--- Start Materials provided ---

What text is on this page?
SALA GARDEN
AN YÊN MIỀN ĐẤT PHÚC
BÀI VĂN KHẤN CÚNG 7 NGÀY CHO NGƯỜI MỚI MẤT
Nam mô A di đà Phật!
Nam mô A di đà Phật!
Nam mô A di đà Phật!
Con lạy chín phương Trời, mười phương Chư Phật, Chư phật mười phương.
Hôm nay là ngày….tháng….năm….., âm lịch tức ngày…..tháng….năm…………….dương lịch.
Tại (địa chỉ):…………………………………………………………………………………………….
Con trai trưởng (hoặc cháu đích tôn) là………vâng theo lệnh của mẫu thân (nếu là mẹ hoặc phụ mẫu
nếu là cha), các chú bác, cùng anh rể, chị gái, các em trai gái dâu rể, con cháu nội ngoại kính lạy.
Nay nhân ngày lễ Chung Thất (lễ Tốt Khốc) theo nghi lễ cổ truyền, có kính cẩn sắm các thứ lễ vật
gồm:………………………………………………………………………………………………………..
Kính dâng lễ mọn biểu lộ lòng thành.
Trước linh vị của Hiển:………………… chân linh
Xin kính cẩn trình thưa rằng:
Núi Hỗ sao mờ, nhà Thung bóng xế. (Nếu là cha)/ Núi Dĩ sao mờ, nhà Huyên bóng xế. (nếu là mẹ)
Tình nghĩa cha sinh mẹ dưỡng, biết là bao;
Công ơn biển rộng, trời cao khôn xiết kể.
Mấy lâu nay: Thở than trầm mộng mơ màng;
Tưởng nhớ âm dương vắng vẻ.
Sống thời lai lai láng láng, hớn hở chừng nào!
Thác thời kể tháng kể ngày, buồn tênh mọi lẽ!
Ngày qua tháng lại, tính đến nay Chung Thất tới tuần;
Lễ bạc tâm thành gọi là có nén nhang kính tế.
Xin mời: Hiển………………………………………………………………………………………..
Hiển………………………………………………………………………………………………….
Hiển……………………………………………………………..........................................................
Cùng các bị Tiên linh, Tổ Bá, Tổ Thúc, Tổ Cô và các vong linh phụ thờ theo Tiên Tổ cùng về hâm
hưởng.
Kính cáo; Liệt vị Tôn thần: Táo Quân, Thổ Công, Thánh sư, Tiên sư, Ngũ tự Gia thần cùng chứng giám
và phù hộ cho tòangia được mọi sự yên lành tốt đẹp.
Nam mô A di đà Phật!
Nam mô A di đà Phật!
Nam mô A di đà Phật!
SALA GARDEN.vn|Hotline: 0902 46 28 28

--- End Materials provided ---

__Exercise description__. Output all of the material, please, exactly as it stands.

__Response to this exercise__.
What text is on this page?
SALA GARDEN
AN YÊN MIỀN ĐẤT PHÚC
BÀI VĂN KHẤN CÚNG 7 NGÀY CHO NGƯỜI MỚI MẤT
Nam mô A di đà Phật!
Nam mô A di đà Phật!
Nam mô A di đà Phật!
Con lạy chín phương Trời, mười phương Chư Phật, Chư phật mười phương.
Hôm nay là ngày….tháng….năm….., âm lịch tức ngày…..tháng….năm…………….dương lịch.
Tại (địa chỉ):…………………………………………………………………………………………….
Con trai trưởng (hoặc cháu đích tôn) là………vâng theo lệnh của mẫu thân (nếu là mẹ hoặc phụ mẫu
nếu là cha), các chú bác, cùng anh rể, chị gái, các em trai gái dâu rể, con cháu nội ngoại kính lạy.
Nay nhân ngày lễ Chung Thất (lễ Tốt Khốc) theo nghi lễ cổ truyền, có kính cẩn sắm các thứ lễ vật
gồm:………………………………………………………………………………………………………..
Kính dâng lễ mọn biểu lộ lòng thành.
Trước linh vị của Hiển:………………… chân linh
Xin kính cẩn trình thưa rằng:
Núi Hỗ sao mờ, nhà Thung bóng xế. (Nếu là cha)/ Núi Dĩ sao mờ, nhà Huyên bóng xế. (nếu là mẹ)
Tình nghĩa cha sinh mẹ dưỡng, biết là bao;
Công ơn biển rộng, trời cao khôn xiết kể.
Mấy lâu nay: Thở than trầm mộng mơ màng;
Tưởng nhớ âm dương vắng vẻ.
Sống thời lai lai láng láng, hớn hở chừng nào!
Thác thời kể tháng kể ngày, buồn tênh mọi lẽ!
Ngày qua tháng lại, tính đến nay Chung Thất tới tuần;
Lễ bạc tâm thành gọi là có nén nhang kính tế.
Xin mời: Hiển………………………………………………………………………………………..
Hiển………………………………………………………………………………………………….
Hiển……………………………………………………………..........................................................
Cùng các bị Tiên linh, Tổ Bá, Tổ Thúc, Tổ Cô và các vong linh phụ thờ theo Tiên Tổ cùng về hâm
hưởng.
Kính cáo; Liệt vị Tôn thần: Táo Quân, Thổ Công, Thánh sư, Tiên sư, Ngũ tự Gia thần cùng chứng giám
và phù hộ cho tòangia được mọi sự yên lành tốt đẹp.
Nam mô A di đà Phật!
Nam mô A di đà Phật!
Nam mô A di đà Phật!
SALA GARDEN.vn|Hotline: 0902 46 28 28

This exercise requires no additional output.